- PROBLEM DESCRIPTION
Repeat each entry in full, exactly.

_ _ _ _ _

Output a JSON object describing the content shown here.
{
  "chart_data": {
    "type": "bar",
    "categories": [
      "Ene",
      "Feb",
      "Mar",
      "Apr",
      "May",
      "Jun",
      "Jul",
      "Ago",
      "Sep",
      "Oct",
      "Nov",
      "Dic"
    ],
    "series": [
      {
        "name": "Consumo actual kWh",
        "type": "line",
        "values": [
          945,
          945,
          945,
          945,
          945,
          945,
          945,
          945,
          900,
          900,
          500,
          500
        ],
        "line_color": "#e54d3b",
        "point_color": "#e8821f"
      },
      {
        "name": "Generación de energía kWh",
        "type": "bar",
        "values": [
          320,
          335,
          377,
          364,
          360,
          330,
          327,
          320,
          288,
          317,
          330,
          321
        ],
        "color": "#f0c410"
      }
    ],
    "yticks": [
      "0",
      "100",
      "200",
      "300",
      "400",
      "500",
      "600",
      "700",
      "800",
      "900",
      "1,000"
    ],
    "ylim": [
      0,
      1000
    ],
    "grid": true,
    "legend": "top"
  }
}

_ _ _ _ _

- SOLUTION BELOW
Output a JSON object describing the content shown here.
{
  "chart_data": {
    "type": "bar",
    "categories": [
      "Ene",
      "Feb",
      "Mar",
      "Apr",
      "May",
      "Jun",
      "Jul",
      "Ago",
      "Sep",
      "Oct",
      "Nov",
      "Dic"
    ],
    "series": [
      {
        "name": "Consumo actual kWh",
        "type": "line",
        "values": [
          945,
          945,
          945,
          945,
          945,
          945,
          945,
          945,
          900,
          900,
          500,
          500
        ],
        "line_color": "#e54d3b",
        "point_color": "#e8821f"
      },
      {
        "name": "Generación de energía kWh",
        "type": "bar",
        "values": [
          320,
          335,
          377,
          364,
          360,
          330,
          327,
          320,
          288,
          317,
          330,
          321
        ],
        "color": "#f0c410"
      }
    ],
    "yticks": [
      "0",
      "100",
      "200",
      "300",
      "400",
      "500",
      "600",
      "700",
      "800",
      "900",
      "1,000"
    ],
    "ylim": [
      0,
      1000
    ],
    "grid": true,
    "legend": "top"
  }
}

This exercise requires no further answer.